[Stored records]
+ + + + + + +

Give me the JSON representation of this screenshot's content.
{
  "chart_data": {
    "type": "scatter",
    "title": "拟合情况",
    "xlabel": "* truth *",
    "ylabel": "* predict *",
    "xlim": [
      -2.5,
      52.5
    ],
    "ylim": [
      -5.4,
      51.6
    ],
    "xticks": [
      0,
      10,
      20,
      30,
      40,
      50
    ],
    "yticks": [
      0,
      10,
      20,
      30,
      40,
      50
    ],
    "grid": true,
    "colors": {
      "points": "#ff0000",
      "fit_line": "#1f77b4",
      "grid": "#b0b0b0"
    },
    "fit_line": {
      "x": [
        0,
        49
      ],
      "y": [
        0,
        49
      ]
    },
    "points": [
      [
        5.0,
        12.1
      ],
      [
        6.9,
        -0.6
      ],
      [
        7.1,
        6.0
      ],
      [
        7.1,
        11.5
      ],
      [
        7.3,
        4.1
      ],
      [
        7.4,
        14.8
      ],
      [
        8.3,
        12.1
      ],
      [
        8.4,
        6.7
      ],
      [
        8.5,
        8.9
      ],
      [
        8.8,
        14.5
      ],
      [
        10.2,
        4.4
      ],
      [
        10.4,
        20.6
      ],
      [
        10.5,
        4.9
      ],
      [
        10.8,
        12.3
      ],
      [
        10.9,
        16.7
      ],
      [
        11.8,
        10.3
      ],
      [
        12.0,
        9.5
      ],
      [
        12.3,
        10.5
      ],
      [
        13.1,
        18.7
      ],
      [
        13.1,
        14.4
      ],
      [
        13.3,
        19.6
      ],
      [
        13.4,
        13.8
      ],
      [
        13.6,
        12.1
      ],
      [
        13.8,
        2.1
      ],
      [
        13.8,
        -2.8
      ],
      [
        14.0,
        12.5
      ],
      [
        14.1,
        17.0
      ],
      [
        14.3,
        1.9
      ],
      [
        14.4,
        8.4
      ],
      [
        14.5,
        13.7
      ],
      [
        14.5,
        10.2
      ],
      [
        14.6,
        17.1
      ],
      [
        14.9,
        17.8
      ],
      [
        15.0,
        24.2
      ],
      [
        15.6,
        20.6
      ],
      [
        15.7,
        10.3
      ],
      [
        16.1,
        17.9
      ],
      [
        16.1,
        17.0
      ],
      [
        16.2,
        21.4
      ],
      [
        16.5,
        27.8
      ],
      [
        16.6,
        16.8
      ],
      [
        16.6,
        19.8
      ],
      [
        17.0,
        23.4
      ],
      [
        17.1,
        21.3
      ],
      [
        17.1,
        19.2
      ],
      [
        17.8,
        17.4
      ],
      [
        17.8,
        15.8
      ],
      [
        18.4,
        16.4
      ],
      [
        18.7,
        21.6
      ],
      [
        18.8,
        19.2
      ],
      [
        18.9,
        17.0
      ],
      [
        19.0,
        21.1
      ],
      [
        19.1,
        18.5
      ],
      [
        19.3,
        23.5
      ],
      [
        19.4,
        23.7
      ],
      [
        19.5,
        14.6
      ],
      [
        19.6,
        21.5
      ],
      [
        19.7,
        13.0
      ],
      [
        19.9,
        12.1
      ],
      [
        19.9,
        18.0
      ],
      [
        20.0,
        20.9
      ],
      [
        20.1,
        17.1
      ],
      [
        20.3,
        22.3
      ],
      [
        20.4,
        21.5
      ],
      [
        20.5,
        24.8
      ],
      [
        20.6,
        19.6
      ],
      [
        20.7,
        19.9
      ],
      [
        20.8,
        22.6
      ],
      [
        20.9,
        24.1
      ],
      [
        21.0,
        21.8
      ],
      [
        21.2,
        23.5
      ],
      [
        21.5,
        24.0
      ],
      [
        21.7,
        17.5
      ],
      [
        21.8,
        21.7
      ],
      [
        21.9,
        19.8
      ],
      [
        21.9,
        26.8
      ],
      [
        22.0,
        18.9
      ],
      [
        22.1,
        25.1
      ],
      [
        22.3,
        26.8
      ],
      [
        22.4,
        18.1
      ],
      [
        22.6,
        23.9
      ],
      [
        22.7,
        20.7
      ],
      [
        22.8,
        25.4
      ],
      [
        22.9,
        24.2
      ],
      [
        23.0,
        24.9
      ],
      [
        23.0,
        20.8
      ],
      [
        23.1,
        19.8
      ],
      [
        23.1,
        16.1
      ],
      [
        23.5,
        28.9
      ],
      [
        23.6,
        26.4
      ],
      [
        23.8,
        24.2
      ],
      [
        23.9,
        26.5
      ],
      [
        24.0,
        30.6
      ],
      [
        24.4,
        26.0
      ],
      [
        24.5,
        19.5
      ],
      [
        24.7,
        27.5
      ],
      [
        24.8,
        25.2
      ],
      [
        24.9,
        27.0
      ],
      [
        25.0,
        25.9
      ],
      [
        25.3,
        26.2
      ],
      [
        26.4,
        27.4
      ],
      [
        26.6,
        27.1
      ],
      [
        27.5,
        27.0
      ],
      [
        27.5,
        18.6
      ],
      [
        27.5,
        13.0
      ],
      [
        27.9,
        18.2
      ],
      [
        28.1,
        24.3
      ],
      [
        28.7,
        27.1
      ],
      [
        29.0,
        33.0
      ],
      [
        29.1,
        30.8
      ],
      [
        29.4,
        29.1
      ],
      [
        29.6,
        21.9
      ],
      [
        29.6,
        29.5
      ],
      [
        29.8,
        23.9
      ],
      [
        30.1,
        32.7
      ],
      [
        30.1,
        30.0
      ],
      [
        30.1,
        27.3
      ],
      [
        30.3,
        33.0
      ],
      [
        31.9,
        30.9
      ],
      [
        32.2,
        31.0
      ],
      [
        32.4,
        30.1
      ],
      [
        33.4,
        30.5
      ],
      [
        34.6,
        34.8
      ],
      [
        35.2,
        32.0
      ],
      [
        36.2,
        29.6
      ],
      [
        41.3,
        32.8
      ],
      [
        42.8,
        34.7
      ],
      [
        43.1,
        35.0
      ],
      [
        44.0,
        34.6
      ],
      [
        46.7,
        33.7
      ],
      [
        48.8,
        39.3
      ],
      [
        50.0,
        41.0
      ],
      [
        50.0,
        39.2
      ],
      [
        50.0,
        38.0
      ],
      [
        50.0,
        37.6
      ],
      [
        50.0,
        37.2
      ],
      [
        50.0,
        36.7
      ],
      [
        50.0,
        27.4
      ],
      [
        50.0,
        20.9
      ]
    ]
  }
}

+ + + + + + +

→ EXERCISE:
Quote every line of the data, word for word.

→ CORRECT ANSWER:
Give me the JSON representation of this screenshot's content.
{
  "chart_data": {
    "type": "scatter",
    "title": "拟合情况",
    "xlabel": "* truth *",
    "ylabel": "* predict *",
    "xlim": [
      -2.5,
      52.5
    ],
    "ylim": [
      -5.4,
      51.6
    ],
    "xticks": [
      0,
      10,
      20,
      30,
      40,
      50
    ],
    "yticks": [
      0,
      10,
      20,
      30,
      40,
      50
    ],
    "grid": true,
    "colors": {
      "points": "#ff0000",
      "fit_line": "#1f77b4",
      "grid": "#b0b0b0"
    },
    "fit_line": {
      "x": [
        0,
        49
      ],
      "y": [
        0,
        49
      ]
    },
    "points": [
      [
        5.0,
        12.1
      ],
      [
        6.9,
        -0.6
      ],
      [
        7.1,
        6.0
      ],
      [
        7.1,
        11.5
      ],
      [
        7.3,
        4.1
      ],
      [
        7.4,
        14.8
      ],
      [
        8.3,
        12.1
      ],
      [
        8.4,
        6.7
      ],
      [
        8.5,
        8.9
      ],
      [
        8.8,
        14.5
      ],
      [
        10.2,
        4.4
      ],
      [
        10.4,
        20.6
      ],
      [
        10.5,
        4.9
      ],
      [
        10.8,
        12.3
      ],
      [
        10.9,
        16.7
      ],
      [
        11.8,
        10.3
      ],
      [
        12.0,
        9.5
      ],
      [
        12.3,
        10.5
      ],
      [
        13.1,
        18.7
      ],
      [
        13.1,
        14.4
      ],
      [
        13.3,
        19.6
      ],
      [
        13.4,
        13.8
      ],
      [
        13.6,
        12.1
      ],
      [
        13.8,
        2.1
      ],
      [
        13.8,
        -2.8
      ],
      [
        14.0,
        12.5
      ],
      [
        14.1,
        17.0
      ],
      [
        14.3,
        1.9
      ],
      [
        14.4,
        8.4
      ],
      [
        14.5,
        13.7
      ],
      [
        14.5,
        10.2
      ],
      [
        14.6,
        17.1
      ],
      [
        14.9,
        17.8
      ],
      [
        15.0,
        24.2
      ],
      [
        15.6,
        20.6
      ],
      [
        15.7,
        10.3
      ],
      [
        16.1,
        17.9
      ],
      [
        16.1,
        17.0
      ],
      [
        16.2,
        21.4
      ],
      [
        16.5,
        27.8
      ],
      [
        16.6,
        16.8
      ],
      [
        16.6,
        19.8
      ],
      [
        17.0,
        23.4
      ],
      [
        17.1,
        21.3
      ],
      [
        17.1,
        19.2
      ],
      [
        17.8,
        17.4
      ],
      [
        17.8,
        15.8
      ],
      [
        18.4,
        16.4
      ],
      [
        18.7,
        21.6
      ],
      [
        18.8,
        19.2
      ],
      [
        18.9,
        17.0
      ],
      [
        19.0,
        21.1
      ],
      [
        19.1,
        18.5
      ],
      [
        19.3,
        23.5
      ],
      [
        19.4,
        23.7
      ],
      [
        19.5,
        14.6
      ],
      [
        19.6,
        21.5
      ],
      [
        19.7,
        13.0
      ],
      [
        19.9,
        12.1
      ],
      [
        19.9,
        18.0
      ],
      [
        20.0,
        20.9
      ],
      [
        20.1,
        17.1
      ],
      [
        20.3,
        22.3
      ],
      [
        20.4,
        21.5
      ],
      [
        20.5,
        24.8
      ],
      [
        20.6,
        19.6
      ],
      [
        20.7,
        19.9
      ],
      [
        20.8,
        22.6
      ],
      [
        20.9,
        24.1
      ],
      [
        21.0,
        21.8
      ],
      [
        21.2,
        23.5
      ],
      [
        21.5,
        24.0
      ],
      [
        21.7,
        17.5
      ],
      [
        21.8,
        21.7
      ],
      [
        21.9,
        19.8
      ],
      [
        21.9,
        26.8
      ],
      [
        22.0,
        18.9
      ],
      [
        22.1,
        25.1
      ],
      [
        22.3,
        26.8
      ],
      [
        22.4,
        18.1
      ],
      [
        22.6,
        23.9
      ],
      [
        22.7,
        20.7
      ],
      [
        22.8,
        25.4
      ],
      [
        22.9,
        24.2
      ],
      [
        23.0,
        24.9
      ],
      [
        23.0,
        20.8
      ],
      [
        23.1,
        19.8
      ],
      [
        23.1,
        16.1
      ],
      [
        23.5,
        28.9
      ],
      [
        23.6,
        26.4
      ],
      [
        23.8,
        24.2
      ],
      [
        23.9,
        26.5
      ],
      [
        24.0,
        30.6
      ],
      [
        24.4,
        26.0
      ],
      [
        24.5,
        19.5
      ],
      [
        24.7,
        27.5
      ],
      [
        24.8,
        25.2
      ],
      [
        24.9,
        27.0
      ],
      [
        25.0,
        25.9
      ],
      [
        25.3,
        26.2
      ],
      [
        26.4,
        27.4
      ],
      [
        26.6,
        27.1
      ],
      [
        27.5,
        27.0
      ],
      [
        27.5,
        18.6
      ],
      [
        27.5,
        13.0
      ],
      [
        27.9,
        18.2
      ],
      [
        28.1,
        24.3
      ],
      [
        28.7,
        27.1
      ],
      [
        29.0,
        33.0
      ],
      [
        29.1,
        30.8
      ],
      [
        29.4,
        29.1
      ],
      [
        29.6,
        21.9
      ],
      [
        29.6,
        29.5
      ],
      [
        29.8,
        23.9
      ],
      [
        30.1,
        32.7
      ],
      [
        30.1,
        30.0
      ],
      [
        30.1,
        27.3
      ],
      [
        30.3,
        33.0
      ],
      [
        31.9,
        30.9
      ],
      [
        32.2,
        31.0
      ],
      [
        32.4,
        30.1
      ],
      [
        33.4,
        30.5
      ],
      [
        34.6,
        34.8
      ],
      [
        35.2,
        32.0
      ],
      [
        36.2,
        29.6
      ],
      [
        41.3,
        32.8
      ],
      [
        42.8,
        34.7
      ],
      [
        43.1,
        35.0
      ],
      [
        44.0,
        34.6
      ],
      [
        46.7,
        33.7
      ],
      [
        48.8,
        39.3
      ],
      [
        50.0,
        41.0
      ],
      [
        50.0,
        39.2
      ],
      [
        50.0,
        38.0
      ],
      [
        50.0,
        37.6
      ],
      [
        50.0,
        37.2
      ],
      [
        50.0,
        36.7
      ],
      [
        50.0,
        27.4
      ],
      [
        50.0,
        20.9
      ]
    ]
  }
}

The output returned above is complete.